- _AIM_: Copy out all lines that carry the word "ylabel".

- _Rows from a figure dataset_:

________________

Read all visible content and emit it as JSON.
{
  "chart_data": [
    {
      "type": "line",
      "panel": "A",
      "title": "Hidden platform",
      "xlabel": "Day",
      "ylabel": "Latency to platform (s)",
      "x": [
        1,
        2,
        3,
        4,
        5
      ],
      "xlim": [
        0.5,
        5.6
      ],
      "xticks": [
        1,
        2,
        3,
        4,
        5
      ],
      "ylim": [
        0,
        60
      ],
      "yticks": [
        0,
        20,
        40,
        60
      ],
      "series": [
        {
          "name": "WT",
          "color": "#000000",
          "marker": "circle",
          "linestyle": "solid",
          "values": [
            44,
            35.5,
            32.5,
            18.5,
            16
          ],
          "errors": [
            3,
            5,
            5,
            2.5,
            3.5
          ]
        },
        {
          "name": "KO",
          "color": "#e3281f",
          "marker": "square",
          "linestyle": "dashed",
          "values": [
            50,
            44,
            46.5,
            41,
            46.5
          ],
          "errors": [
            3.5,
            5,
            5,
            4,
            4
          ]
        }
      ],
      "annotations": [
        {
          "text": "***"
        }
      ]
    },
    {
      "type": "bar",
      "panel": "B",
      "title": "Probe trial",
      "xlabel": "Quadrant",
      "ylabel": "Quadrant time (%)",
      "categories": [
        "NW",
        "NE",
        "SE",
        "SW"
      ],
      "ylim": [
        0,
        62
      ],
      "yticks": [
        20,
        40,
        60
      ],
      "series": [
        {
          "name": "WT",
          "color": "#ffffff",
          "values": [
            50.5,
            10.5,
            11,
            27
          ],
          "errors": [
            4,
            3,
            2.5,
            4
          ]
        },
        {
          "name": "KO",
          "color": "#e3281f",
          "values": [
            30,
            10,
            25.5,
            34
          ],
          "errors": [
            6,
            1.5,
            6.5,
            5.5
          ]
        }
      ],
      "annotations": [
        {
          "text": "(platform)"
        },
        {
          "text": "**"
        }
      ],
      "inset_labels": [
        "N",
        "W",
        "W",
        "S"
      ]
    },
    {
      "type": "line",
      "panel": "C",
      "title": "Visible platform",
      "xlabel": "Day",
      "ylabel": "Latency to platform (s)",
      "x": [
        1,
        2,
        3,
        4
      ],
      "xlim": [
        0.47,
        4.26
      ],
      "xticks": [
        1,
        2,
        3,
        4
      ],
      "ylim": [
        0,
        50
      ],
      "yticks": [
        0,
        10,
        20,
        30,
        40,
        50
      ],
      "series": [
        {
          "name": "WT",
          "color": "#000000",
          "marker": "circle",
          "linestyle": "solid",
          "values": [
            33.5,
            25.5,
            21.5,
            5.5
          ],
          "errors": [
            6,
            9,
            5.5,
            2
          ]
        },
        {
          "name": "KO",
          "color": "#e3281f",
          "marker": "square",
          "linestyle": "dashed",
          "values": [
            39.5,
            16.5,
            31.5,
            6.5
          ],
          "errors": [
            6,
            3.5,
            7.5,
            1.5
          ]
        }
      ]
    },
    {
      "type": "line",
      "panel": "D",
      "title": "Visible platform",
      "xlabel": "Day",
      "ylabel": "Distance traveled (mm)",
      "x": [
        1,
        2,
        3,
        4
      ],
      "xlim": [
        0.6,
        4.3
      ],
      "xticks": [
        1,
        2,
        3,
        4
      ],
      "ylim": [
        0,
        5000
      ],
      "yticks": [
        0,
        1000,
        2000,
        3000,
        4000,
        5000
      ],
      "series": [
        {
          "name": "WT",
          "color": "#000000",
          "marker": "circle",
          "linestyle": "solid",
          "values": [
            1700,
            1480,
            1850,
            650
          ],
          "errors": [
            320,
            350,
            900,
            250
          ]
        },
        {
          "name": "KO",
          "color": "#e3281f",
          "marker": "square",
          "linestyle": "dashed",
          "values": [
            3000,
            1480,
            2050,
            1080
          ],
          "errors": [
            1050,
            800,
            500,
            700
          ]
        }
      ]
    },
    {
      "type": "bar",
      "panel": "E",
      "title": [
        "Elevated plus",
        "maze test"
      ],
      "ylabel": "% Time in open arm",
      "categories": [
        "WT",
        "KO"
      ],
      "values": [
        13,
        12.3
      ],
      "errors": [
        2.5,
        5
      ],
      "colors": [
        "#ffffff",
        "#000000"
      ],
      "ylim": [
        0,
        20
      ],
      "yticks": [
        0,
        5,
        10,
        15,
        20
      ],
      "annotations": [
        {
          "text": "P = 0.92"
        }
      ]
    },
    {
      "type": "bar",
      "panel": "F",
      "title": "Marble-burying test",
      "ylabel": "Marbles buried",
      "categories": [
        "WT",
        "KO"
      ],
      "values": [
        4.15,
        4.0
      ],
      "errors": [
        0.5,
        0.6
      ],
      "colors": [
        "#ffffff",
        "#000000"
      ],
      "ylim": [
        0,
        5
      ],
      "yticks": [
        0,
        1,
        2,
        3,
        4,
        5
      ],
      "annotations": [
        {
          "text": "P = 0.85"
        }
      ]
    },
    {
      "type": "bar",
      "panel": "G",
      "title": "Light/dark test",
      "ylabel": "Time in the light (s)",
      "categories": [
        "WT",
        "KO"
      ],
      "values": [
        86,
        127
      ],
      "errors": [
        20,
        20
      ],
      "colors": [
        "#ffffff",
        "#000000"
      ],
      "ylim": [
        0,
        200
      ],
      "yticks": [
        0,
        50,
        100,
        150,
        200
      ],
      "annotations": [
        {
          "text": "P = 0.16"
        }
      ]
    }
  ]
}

________________

- _COMPLETED TASK_:
      "ylabel": "Latency to platform (s)",
      "ylabel": "Quadrant time (%)",
      "ylabel": "Latency to platform (s)",
      "ylabel": "Distance traveled (mm)",
      "ylabel": "% Time in open arm",
      "ylabel": "Marbles buried",
      "ylabel": "Time in the light (s)",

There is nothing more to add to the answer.